▶ _Task instructions_: The data must be returned in full and exactly as given.

--- START OF Listed entries ---

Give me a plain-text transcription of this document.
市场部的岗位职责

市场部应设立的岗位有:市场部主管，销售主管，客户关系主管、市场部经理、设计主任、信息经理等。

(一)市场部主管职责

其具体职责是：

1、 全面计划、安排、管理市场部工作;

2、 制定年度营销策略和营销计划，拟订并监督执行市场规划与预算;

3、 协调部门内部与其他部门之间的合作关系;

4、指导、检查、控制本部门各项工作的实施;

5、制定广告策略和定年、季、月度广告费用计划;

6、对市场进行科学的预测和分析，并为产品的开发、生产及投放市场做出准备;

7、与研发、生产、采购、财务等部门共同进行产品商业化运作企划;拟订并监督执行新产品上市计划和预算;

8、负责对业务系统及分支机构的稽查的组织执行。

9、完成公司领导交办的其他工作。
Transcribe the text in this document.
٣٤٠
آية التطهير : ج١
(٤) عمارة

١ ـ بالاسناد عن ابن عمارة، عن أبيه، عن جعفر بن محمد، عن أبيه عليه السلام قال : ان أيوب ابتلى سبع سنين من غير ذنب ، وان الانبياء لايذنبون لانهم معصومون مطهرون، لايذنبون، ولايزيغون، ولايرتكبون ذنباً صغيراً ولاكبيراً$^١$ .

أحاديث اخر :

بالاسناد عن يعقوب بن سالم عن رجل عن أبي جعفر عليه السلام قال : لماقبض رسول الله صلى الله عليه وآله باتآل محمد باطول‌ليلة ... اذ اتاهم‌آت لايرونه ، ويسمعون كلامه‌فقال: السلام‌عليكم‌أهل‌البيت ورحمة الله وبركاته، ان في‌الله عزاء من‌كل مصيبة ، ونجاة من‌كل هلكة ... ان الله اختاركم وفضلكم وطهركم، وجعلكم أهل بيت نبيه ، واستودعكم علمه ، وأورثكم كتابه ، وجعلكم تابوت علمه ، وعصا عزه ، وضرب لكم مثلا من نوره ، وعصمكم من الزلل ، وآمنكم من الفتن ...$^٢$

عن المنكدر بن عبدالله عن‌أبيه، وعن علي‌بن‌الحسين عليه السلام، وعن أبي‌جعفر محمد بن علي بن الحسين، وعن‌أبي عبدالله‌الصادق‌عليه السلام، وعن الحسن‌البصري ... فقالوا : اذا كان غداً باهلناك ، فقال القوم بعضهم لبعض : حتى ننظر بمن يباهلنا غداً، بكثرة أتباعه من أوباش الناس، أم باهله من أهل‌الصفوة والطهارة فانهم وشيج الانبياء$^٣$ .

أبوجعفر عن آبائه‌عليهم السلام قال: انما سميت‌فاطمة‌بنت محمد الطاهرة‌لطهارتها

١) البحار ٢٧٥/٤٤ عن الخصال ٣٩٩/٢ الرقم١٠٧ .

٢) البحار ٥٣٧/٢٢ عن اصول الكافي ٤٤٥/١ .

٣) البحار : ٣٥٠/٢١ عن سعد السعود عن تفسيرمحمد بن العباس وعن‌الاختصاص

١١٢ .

--- END OF Listed entries ---

▶ _Reply to the exercise_:
Give me a plain-text transcription of this document.
市场部的岗位职责

市场部应设立的岗位有:市场部主管，销售主管，客户关系主管、市场部经理、设计主任、信息经理等。

(一)市场部主管职责

其具体职责是：

1、 全面计划、安排、管理市场部工作;

2、 制定年度营销策略和营销计划，拟订并监督执行市场规划与预算;

3、 协调部门内部与其他部门之间的合作关系;

4、指导、检查、控制本部门各项工作的实施;

5、制定广告策略和定年、季、月度广告费用计划;

6、对市场进行科学的预测和分析，并为产品的开发、生产及投放市场做出准备;

7、与研发、生产、采购、财务等部门共同进行产品商业化运作企划;拟订并监督执行新产品上市计划和预算;

8、负责对业务系统及分支机构的稽查的组织执行。

9、完成公司领导交办的其他工作。
Transcribe the text in this document.
٣٤٠
آية التطهير : ج١
(٤) عمارة

١ ـ بالاسناد عن ابن عمارة، عن أبيه، عن جعفر بن محمد، عن أبيه عليه السلام قال : ان أيوب ابتلى سبع سنين من غير ذنب ، وان الانبياء لايذنبون لانهم معصومون مطهرون، لايذنبون، ولايزيغون، ولايرتكبون ذنباً صغيراً ولاكبيراً$^١$ .

أحاديث اخر :

بالاسناد عن يعقوب بن سالم عن رجل عن أبي جعفر عليه السلام قال : لماقبض رسول الله صلى الله عليه وآله باتآل محمد باطول‌ليلة ... اذ اتاهم‌آت لايرونه ، ويسمعون كلامه‌فقال: السلام‌عليكم‌أهل‌البيت ورحمة الله وبركاته، ان في‌الله عزاء من‌كل مصيبة ، ونجاة من‌كل هلكة ... ان الله اختاركم وفضلكم وطهركم، وجعلكم أهل بيت نبيه ، واستودعكم علمه ، وأورثكم كتابه ، وجعلكم تابوت علمه ، وعصا عزه ، وضرب لكم مثلا من نوره ، وعصمكم من الزلل ، وآمنكم من الفتن ...$^٢$

عن المنكدر بن عبدالله عن‌أبيه، وعن علي‌بن‌الحسين عليه السلام، وعن أبي‌جعفر محمد بن علي بن الحسين، وعن‌أبي عبدالله‌الصادق‌عليه السلام، وعن الحسن‌البصري ... فقالوا : اذا كان غداً باهلناك ، فقال القوم بعضهم لبعض : حتى ننظر بمن يباهلنا غداً، بكثرة أتباعه من أوباش الناس، أم باهله من أهل‌الصفوة والطهارة فانهم وشيج الانبياء$^٣$ .

أبوجعفر عن آبائه‌عليهم السلام قال: انما سميت‌فاطمة‌بنت محمد الطاهرة‌لطهارتها

١) البحار ٢٧٥/٤٤ عن الخصال ٣٩٩/٢ الرقم١٠٧ .

٢) البحار ٥٣٧/٢٢ عن اصول الكافي ٤٤٥/١ .

٣) البحار : ٣٥٠/٢١ عن سعد السعود عن تفسيرمحمد بن العباس وعن‌الاختصاص

١١٢ .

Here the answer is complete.